##### RECORD EXCERPTS
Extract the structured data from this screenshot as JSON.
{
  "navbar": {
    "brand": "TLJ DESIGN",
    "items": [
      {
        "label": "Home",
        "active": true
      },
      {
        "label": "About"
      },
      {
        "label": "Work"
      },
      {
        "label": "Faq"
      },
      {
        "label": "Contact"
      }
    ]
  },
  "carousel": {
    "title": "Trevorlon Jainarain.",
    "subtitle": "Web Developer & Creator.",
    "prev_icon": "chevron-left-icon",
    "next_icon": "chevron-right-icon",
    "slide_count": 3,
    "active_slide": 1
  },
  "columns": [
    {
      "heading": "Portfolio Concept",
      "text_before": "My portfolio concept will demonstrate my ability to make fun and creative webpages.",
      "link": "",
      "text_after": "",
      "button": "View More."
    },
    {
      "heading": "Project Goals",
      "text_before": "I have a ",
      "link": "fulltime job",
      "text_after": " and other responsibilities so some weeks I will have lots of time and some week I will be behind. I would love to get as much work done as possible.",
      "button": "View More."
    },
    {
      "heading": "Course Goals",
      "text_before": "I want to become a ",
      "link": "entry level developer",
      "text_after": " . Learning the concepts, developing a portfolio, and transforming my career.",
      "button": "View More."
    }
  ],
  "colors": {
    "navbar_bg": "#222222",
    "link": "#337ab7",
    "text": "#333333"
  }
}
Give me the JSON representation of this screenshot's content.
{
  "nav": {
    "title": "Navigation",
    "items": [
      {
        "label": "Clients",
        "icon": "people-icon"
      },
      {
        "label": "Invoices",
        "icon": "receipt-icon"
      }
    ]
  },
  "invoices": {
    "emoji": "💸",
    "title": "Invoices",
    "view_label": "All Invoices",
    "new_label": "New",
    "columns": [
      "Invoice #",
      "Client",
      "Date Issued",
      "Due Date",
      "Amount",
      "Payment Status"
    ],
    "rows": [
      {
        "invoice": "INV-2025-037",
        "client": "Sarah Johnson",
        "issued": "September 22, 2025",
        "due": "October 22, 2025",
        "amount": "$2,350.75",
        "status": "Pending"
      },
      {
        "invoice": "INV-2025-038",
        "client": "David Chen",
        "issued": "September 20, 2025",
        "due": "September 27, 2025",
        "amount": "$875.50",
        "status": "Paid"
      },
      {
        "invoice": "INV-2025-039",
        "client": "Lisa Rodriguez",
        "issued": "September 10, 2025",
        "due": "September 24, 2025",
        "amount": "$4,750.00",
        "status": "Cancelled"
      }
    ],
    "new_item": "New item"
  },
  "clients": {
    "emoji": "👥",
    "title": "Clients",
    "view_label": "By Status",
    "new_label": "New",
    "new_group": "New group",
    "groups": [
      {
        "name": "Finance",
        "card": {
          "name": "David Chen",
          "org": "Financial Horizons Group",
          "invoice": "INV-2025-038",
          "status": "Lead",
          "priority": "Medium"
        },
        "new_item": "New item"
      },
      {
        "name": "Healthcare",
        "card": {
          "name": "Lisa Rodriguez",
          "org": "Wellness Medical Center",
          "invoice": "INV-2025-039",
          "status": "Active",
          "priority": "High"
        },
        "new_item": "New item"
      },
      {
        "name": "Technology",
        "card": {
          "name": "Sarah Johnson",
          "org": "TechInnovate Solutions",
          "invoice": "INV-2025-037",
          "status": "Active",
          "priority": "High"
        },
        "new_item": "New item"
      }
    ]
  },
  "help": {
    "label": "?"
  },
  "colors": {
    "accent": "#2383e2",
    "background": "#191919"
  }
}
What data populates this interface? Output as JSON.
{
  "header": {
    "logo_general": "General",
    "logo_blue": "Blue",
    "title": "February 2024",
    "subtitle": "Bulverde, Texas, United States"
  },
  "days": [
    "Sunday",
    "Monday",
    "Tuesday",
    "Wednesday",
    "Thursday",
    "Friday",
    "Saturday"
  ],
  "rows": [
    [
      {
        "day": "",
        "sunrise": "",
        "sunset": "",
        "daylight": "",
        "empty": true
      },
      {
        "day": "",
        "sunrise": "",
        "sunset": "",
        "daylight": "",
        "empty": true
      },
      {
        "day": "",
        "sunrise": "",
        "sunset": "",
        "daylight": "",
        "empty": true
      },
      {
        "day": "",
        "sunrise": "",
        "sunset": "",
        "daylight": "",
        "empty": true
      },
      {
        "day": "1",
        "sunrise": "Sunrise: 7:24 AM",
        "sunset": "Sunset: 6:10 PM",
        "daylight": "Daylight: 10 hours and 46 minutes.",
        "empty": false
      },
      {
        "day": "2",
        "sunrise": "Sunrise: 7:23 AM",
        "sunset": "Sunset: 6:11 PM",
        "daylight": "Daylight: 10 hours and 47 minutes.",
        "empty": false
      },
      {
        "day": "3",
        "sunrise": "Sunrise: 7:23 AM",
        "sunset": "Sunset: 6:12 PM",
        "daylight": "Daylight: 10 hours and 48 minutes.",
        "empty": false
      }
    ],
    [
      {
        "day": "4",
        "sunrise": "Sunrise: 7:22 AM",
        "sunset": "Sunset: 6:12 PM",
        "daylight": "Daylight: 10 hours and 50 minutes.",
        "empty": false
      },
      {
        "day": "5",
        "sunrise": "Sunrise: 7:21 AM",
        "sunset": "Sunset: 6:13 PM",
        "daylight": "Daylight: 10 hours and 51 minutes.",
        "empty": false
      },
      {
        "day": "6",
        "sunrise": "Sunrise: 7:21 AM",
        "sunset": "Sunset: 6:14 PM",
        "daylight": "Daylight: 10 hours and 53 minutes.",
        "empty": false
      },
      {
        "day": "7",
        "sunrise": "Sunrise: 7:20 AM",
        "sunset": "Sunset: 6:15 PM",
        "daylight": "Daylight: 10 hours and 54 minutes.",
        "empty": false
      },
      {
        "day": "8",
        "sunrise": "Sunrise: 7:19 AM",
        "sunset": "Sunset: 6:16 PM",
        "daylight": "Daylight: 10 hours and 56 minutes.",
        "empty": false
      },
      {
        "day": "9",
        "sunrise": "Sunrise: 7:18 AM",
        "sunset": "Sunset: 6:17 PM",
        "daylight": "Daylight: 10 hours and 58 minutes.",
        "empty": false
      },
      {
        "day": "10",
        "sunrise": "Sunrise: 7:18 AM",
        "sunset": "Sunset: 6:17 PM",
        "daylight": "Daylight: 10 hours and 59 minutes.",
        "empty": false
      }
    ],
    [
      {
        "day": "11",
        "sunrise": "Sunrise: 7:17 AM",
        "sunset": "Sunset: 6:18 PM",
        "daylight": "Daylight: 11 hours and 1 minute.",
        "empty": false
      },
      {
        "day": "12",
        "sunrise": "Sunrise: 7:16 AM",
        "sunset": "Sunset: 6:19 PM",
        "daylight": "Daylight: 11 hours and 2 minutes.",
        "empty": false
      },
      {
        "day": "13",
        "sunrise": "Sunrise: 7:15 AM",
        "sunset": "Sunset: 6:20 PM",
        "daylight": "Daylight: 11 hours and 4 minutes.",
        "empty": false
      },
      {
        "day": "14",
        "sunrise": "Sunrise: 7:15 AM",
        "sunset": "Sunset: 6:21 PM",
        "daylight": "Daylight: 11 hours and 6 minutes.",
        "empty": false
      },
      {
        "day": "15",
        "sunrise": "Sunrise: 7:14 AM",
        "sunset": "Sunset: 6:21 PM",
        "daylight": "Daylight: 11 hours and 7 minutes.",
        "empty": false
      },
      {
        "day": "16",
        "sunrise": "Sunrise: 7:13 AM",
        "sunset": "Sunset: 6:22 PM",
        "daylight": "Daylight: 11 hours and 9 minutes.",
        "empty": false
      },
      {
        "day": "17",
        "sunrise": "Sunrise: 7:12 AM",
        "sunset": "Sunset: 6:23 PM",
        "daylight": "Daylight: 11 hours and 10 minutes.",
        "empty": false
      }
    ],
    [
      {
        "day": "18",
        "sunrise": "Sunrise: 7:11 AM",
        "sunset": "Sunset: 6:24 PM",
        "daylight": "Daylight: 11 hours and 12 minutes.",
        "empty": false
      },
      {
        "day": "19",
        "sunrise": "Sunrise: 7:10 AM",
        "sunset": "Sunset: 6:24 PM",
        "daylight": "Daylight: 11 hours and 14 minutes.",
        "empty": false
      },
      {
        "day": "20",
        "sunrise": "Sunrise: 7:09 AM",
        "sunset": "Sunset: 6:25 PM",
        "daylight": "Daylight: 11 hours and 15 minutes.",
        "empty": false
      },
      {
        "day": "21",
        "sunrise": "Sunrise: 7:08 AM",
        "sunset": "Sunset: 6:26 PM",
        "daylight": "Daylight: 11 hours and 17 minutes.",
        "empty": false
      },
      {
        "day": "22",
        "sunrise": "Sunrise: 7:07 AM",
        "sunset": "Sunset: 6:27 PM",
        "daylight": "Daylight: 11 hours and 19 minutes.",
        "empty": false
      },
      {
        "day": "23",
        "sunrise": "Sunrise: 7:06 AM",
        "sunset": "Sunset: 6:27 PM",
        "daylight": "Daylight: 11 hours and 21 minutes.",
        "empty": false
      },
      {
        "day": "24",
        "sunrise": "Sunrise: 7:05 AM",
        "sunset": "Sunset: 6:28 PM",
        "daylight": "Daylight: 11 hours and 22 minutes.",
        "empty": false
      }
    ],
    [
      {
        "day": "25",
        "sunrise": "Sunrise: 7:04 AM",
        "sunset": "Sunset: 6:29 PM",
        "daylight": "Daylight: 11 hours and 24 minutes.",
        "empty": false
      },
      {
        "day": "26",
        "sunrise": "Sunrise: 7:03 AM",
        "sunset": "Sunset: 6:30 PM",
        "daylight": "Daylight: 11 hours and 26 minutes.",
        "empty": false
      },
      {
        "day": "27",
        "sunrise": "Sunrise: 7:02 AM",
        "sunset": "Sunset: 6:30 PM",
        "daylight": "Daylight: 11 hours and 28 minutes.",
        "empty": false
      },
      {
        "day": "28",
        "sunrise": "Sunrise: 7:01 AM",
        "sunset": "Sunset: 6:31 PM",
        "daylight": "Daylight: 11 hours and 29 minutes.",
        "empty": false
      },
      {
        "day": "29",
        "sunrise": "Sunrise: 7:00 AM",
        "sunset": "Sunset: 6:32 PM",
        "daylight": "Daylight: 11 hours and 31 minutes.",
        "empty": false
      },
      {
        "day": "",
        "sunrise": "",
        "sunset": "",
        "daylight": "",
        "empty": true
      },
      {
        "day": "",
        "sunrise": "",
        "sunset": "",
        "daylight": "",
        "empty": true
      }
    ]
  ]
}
##########
--- EXERCISE AIM ---
Gather and return every line that holds the string "have".

--- SOLUTION TO THIS TASK ---
      "text_before": "I have a ",
      "text_after": " and other responsibilities so some weeks I will have lots of time and some week I will be behind. I would love to get as much work done as possible.",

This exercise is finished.